[Saved entries]

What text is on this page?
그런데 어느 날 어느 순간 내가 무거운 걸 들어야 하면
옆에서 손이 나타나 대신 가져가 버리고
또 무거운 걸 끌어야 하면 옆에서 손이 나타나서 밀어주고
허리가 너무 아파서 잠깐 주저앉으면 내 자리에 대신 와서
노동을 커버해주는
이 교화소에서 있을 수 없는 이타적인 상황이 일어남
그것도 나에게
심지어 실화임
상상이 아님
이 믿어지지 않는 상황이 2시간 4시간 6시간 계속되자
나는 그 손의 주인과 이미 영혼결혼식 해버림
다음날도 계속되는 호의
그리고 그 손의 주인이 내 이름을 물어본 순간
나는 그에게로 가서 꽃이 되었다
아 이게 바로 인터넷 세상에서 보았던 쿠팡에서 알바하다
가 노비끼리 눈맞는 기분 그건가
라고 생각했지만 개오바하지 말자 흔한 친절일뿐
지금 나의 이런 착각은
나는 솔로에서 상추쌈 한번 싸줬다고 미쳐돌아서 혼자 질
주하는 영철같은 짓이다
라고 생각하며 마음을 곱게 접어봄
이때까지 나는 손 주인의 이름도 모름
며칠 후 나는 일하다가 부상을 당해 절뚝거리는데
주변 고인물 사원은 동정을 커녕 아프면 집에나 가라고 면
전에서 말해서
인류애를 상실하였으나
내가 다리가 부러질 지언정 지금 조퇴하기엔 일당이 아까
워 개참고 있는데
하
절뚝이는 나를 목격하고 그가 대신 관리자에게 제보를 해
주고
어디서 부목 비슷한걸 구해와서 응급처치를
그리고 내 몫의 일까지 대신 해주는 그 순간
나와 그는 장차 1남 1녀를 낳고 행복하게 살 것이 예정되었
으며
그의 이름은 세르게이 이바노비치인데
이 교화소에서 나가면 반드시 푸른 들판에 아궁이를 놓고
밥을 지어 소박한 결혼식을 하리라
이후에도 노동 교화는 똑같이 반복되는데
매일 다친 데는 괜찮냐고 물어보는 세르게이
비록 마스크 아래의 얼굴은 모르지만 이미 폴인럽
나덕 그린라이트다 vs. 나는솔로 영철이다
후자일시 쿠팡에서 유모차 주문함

### The exercise
Pick out the lines above containing the word "세르게이", then copy them.

### Answer to this task
그의 이름은 세르게이 이바노비치인데
매일 다친 데는 괜찮냐고 물어보는 세르게이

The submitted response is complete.